_Exercise directions:_ Copy the data that follows, character for character, minus the pictures.

[Entries taken from a collection]
________________________________________

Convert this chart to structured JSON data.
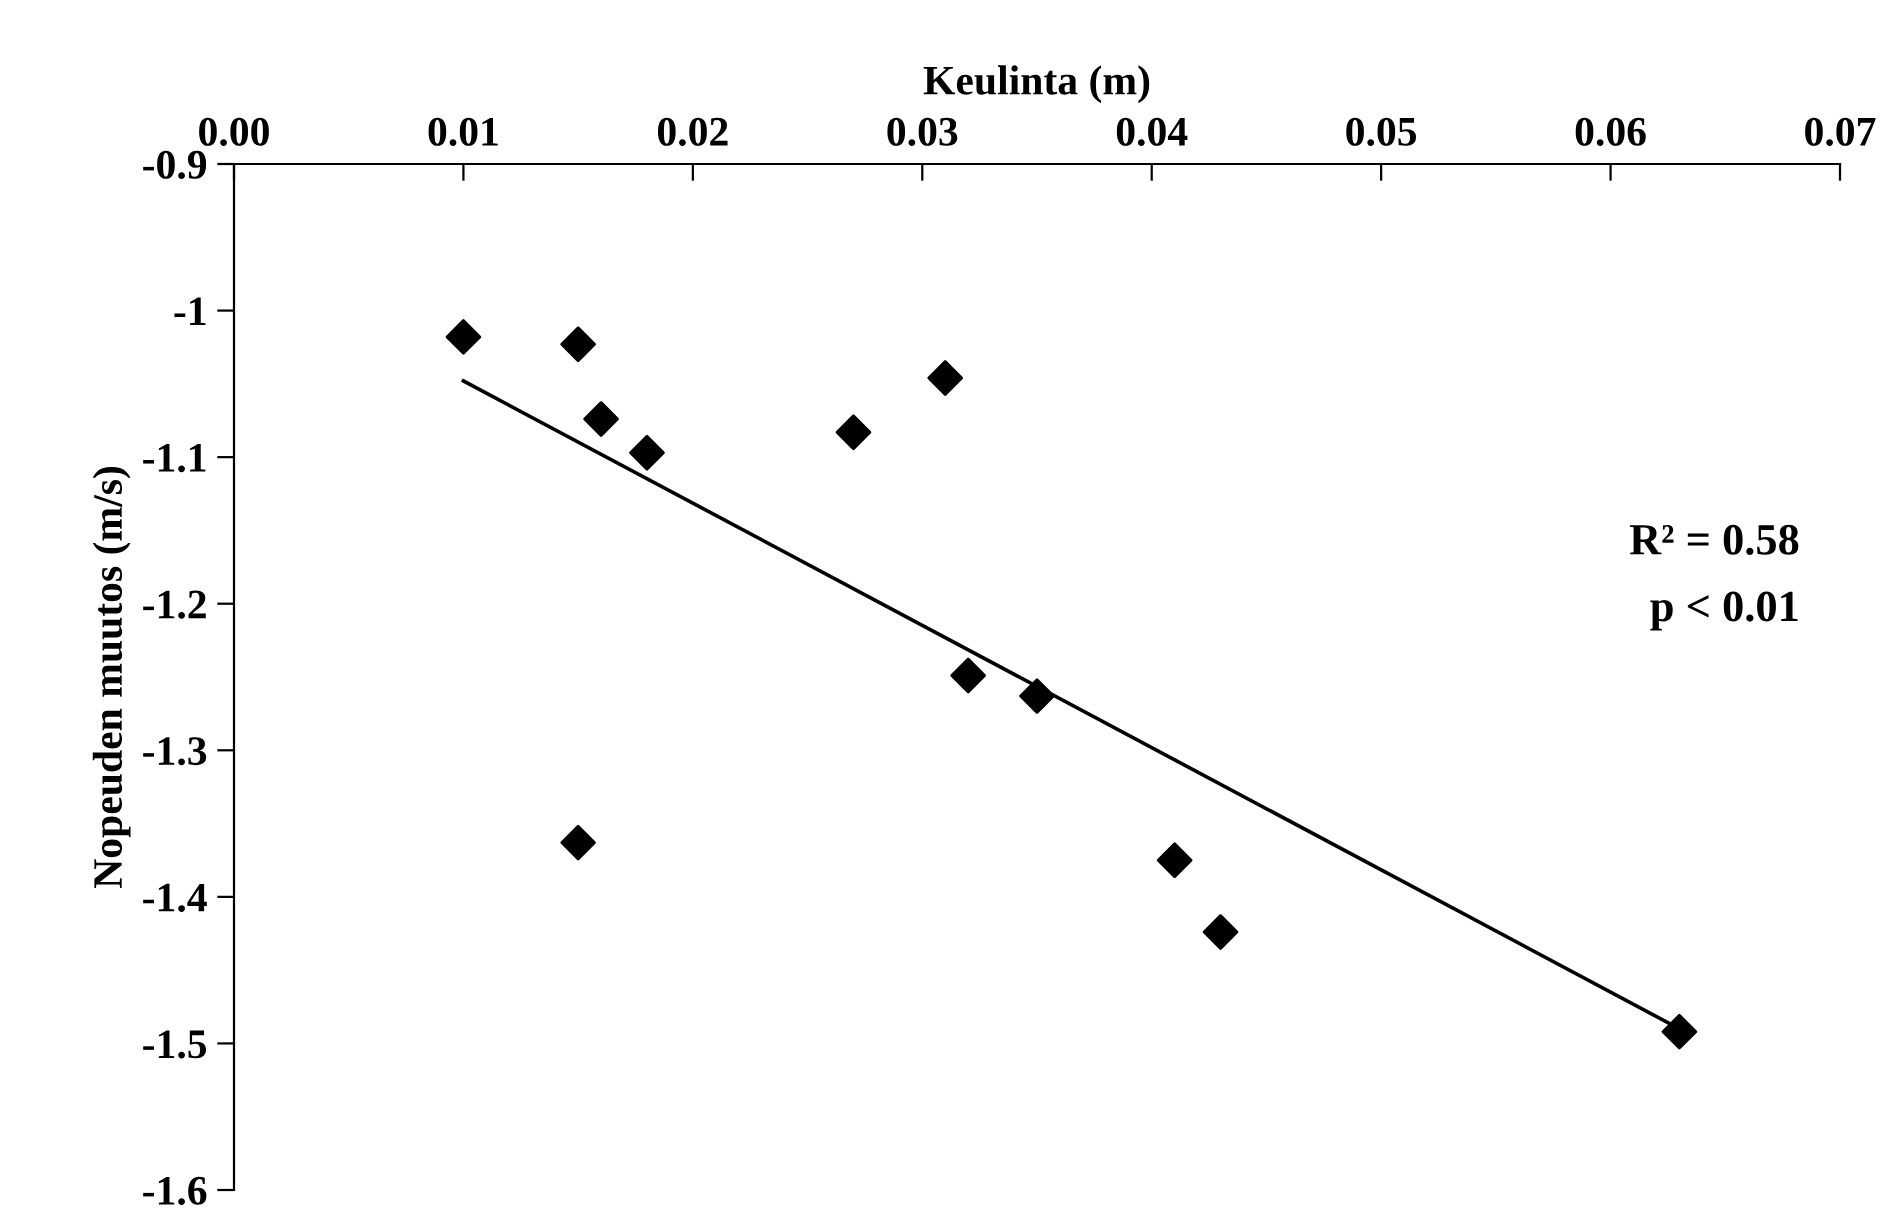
{
  "chart_data": {
    "type": "scatter",
    "xlabel": "Keulinta (m)",
    "ylabel": "Nopeuden muutos (m/s)",
    "xlim": [
      0,
      0.07
    ],
    "xticks": [
      {
        "value": 0,
        "label": "0.00"
      },
      {
        "value": 0.01,
        "label": "0.01"
      },
      {
        "value": 0.02,
        "label": "0.02"
      },
      {
        "value": 0.03,
        "label": "0.03"
      },
      {
        "value": 0.04,
        "label": "0.04"
      },
      {
        "value": 0.05,
        "label": "0.05"
      },
      {
        "value": 0.06,
        "label": "0.06"
      },
      {
        "value": 0.07,
        "label": "0.07"
      }
    ],
    "ylim": [
      -1.6,
      -0.9
    ],
    "yticks": [
      -0.9,
      {
        "value": -1,
        "label": "-1"
      },
      -1.1,
      -1.2,
      -1.3,
      -1.4,
      -1.5,
      -1.6
    ],
    "grid": false,
    "legend": false,
    "series": [
      {
        "marker": "diamond",
        "color": "#000000",
        "x": [
          0.01,
          0.015,
          0.016,
          0.018,
          0.027,
          0.031,
          0.032,
          0.035,
          0.015,
          0.041,
          0.043,
          0.063
        ],
        "values": [
          -1.018,
          -1.023,
          -1.074,
          -1.097,
          -1.083,
          -1.046,
          -1.249,
          -1.263,
          -1.363,
          -1.375,
          -1.424,
          -1.492
        ]
      },
      {
        "type": "line",
        "marker": "none",
        "color": "#000000",
        "x": [
          0.01,
          0.063
        ],
        "values": [
          -1.048,
          -1.49
        ]
      }
    ],
    "annotations": [
      "R² = 0.58",
      "p < 0.01"
    ]
  }
}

________________________________________

_Reply:_
Convert this chart to structured JSON data.
{
  "chart_data": {
    "type": "scatter",
    "xlabel": "Keulinta (m)",
    "ylabel": "Nopeuden muutos (m/s)",
    "xlim": [
      0,
      0.07
    ],
    "xticks": [
      {
        "value": 0,
        "label": "0.00"
      },
      {
        "value": 0.01,
        "label": "0.01"
      },
      {
        "value": 0.02,
        "label": "0.02"
      },
      {
        "value": 0.03,
        "label": "0.03"
      },
      {
        "value": 0.04,
        "label": "0.04"
      },
      {
        "value": 0.05,
        "label": "0.05"
      },
      {
        "value": 0.06,
        "label": "0.06"
      },
      {
        "value": 0.07,
        "label": "0.07"
      }
    ],
    "ylim": [
      -1.6,
      -0.9
    ],
    "yticks": [
      -0.9,
      {
        "value": -1,
        "label": "-1"
      },
      -1.1,
      -1.2,
      -1.3,
      -1.4,
      -1.5,
      -1.6
    ],
    "grid": false,
    "legend": false,
    "series": [
      {
        "marker": "diamond",
        "color": "#000000",
        "x": [
          0.01,
          0.015,
          0.016,
          0.018,
          0.027,
          0.031,
          0.032,
          0.035,
          0.015,
          0.041,
          0.043,
          0.063
        ],
        "values": [
          -1.018,
          -1.023,
          -1.074,
          -1.097,
          -1.083,
          -1.046,
          -1.249,
          -1.263,
          -1.363,
          -1.375,
          -1.424,
          -1.492
        ]
      },
      {
        "type": "line",
        "marker": "none",
        "color": "#000000",
        "x": [
          0.01,
          0.063
        ],
        "values": [
          -1.048,
          -1.49
        ]
      }
    ],
    "annotations": [
      "R² = 0.58",
      "p < 0.01"
    ]
  }
}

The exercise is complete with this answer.